= Set problem =
State only the count of lines in the listing below that hold "name".

= Input =
Begin
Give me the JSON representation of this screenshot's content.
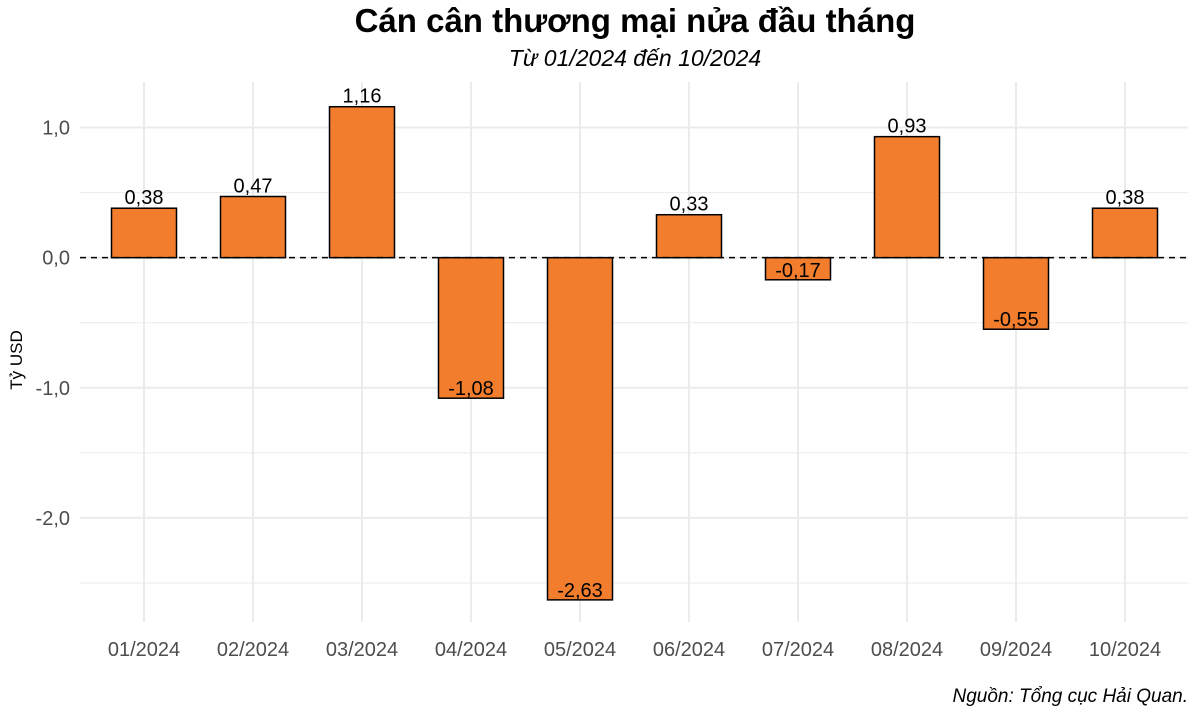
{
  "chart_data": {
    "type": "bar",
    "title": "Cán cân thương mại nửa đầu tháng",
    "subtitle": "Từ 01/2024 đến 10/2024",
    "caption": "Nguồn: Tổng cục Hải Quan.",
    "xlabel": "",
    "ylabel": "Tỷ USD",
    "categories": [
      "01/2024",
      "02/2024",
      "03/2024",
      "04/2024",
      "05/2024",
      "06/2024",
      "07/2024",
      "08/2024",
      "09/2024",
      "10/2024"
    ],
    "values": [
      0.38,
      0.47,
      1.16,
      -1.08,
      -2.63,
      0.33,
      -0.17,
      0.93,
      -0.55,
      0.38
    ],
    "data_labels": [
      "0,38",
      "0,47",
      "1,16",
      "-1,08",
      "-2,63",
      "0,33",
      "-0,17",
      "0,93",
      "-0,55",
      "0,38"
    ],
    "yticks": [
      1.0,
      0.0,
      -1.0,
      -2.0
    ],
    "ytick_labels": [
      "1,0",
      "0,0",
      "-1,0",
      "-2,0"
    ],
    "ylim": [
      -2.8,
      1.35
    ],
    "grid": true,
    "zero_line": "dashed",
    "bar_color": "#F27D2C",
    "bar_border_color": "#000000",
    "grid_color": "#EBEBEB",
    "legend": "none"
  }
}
End
Begin
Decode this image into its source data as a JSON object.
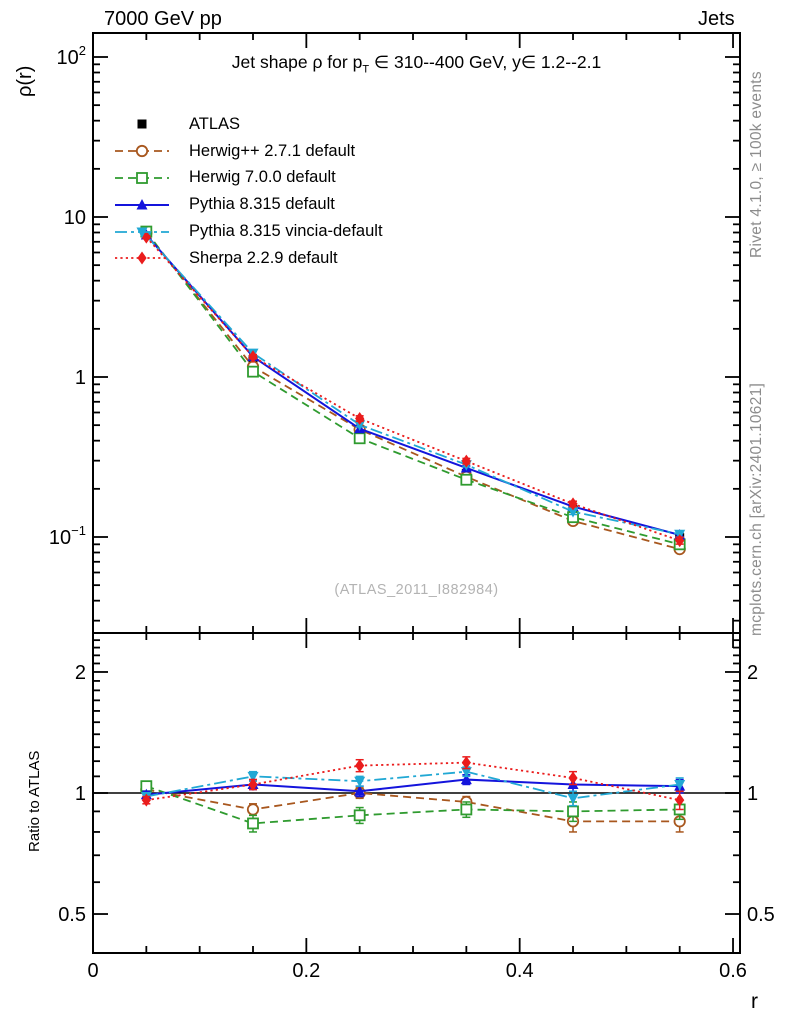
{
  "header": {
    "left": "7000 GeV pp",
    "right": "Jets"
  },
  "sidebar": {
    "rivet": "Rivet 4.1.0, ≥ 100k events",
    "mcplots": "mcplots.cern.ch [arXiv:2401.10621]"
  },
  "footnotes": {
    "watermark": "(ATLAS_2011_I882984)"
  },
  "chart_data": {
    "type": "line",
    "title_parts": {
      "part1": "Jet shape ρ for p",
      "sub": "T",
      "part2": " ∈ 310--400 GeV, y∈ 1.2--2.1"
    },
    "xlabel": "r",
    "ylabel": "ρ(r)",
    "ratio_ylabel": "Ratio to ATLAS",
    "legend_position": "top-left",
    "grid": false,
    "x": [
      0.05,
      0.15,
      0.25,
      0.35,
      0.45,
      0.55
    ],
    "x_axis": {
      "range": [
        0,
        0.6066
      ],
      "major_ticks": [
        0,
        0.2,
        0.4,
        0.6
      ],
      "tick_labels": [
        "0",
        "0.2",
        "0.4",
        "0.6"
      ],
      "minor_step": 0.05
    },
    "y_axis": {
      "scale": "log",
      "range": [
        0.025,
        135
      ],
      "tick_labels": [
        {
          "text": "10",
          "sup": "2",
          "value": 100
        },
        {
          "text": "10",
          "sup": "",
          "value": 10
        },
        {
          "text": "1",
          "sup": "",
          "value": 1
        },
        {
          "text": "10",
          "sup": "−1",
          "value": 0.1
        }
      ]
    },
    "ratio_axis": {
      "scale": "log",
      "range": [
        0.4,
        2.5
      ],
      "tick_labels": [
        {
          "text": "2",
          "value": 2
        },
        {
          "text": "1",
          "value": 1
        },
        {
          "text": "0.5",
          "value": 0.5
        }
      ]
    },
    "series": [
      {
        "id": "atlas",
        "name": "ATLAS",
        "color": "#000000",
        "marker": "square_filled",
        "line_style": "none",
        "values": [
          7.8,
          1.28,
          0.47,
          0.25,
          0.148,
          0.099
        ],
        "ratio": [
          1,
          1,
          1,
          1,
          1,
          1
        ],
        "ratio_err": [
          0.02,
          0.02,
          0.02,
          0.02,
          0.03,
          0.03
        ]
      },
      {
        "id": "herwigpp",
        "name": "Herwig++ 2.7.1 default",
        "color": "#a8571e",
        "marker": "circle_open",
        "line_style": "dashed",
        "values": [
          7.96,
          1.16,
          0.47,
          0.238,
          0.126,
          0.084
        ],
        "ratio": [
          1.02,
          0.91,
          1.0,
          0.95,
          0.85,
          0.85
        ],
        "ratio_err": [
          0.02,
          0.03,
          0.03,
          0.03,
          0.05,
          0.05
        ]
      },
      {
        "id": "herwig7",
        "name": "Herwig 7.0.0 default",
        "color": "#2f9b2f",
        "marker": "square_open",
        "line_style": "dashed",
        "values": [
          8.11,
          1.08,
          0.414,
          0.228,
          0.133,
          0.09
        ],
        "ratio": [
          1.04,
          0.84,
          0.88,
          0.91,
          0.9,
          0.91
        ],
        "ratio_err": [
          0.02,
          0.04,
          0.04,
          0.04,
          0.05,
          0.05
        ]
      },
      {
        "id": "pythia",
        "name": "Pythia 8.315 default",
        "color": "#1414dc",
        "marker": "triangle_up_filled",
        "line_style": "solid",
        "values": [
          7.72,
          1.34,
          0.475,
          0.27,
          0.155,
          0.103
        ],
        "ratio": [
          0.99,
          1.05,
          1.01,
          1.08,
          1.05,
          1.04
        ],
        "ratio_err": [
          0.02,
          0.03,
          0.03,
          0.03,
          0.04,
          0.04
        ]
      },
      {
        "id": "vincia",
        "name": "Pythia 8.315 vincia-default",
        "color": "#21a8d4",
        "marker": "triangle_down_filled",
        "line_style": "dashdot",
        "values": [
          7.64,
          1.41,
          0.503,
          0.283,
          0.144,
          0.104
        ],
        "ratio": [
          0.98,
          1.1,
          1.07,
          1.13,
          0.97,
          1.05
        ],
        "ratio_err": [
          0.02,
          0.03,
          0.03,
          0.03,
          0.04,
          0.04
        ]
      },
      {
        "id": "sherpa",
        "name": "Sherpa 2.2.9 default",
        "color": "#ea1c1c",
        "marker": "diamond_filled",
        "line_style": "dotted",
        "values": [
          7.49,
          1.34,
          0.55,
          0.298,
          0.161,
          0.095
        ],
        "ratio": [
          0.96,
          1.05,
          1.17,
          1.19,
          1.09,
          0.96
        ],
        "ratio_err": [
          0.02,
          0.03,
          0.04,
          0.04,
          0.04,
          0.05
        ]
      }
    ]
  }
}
End
= Finished answer =
6